Records:
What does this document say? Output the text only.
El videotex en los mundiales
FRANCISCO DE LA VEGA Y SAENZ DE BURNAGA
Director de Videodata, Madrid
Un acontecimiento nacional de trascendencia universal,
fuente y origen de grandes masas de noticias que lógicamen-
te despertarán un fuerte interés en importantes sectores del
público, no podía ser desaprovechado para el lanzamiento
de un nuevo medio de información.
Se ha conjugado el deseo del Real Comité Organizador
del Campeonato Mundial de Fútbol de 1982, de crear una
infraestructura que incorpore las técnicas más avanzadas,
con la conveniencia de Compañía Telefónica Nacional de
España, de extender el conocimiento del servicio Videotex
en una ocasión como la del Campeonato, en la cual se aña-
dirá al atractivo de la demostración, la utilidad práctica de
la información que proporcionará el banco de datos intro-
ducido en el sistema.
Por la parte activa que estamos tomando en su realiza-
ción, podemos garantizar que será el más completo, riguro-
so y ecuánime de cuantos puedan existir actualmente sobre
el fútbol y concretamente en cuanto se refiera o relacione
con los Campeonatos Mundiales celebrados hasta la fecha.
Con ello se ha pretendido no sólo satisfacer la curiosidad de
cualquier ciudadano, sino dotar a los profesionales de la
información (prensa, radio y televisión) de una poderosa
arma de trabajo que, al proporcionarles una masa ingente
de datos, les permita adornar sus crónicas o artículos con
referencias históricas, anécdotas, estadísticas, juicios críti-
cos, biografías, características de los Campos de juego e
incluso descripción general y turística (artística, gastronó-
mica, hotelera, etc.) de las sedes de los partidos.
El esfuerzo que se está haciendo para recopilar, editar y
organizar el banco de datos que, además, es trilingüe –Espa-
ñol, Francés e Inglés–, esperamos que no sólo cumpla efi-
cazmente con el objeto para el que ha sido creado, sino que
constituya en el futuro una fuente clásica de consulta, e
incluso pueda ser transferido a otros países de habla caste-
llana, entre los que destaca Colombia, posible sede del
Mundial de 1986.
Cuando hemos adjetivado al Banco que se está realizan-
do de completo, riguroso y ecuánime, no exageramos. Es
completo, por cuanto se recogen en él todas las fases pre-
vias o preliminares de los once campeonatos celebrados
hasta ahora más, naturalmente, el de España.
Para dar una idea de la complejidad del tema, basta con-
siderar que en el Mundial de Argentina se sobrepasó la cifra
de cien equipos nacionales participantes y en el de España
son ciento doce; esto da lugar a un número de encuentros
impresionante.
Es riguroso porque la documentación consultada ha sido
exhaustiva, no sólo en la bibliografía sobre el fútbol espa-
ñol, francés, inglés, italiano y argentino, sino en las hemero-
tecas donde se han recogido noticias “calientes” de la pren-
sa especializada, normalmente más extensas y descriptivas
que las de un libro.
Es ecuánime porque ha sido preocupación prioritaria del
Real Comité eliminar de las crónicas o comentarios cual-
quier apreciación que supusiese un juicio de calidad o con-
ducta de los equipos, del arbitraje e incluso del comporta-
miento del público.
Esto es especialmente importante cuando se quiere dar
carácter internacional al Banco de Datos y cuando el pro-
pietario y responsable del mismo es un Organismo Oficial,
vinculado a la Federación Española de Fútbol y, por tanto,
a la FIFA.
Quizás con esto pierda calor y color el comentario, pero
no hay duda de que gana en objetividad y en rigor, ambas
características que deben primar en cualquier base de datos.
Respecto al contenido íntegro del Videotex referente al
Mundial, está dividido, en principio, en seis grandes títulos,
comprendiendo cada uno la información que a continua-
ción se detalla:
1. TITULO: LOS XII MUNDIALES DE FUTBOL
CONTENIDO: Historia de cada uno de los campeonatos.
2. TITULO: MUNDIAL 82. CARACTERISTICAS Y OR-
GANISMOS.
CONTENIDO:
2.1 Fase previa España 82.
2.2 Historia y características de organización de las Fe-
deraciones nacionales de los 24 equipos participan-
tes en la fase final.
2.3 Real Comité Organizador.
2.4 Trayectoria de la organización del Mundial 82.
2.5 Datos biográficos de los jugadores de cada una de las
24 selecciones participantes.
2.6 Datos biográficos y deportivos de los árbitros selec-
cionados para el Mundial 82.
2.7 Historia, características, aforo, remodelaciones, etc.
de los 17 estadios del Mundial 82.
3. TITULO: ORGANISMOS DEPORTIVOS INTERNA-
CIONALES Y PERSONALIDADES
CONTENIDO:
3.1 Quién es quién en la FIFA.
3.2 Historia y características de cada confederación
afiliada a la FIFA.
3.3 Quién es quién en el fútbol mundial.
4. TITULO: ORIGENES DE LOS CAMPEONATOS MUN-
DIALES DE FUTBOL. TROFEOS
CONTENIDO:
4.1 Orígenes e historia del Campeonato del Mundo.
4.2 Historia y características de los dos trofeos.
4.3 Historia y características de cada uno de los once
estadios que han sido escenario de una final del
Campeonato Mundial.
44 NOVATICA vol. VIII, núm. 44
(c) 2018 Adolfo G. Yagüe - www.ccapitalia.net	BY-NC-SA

About this task:
Where a line of the listing holds the string "cada", copy that line.

Task answer:
comprendiendo cada uno la información que a continua-
CONTENIDO: Historia de cada uno de los campeonatos.
2.5 Datos biográficos de los jugadores de cada una de las
3.2 Historia y características de cada confederación
4.3 Historia y características de cada uno de los once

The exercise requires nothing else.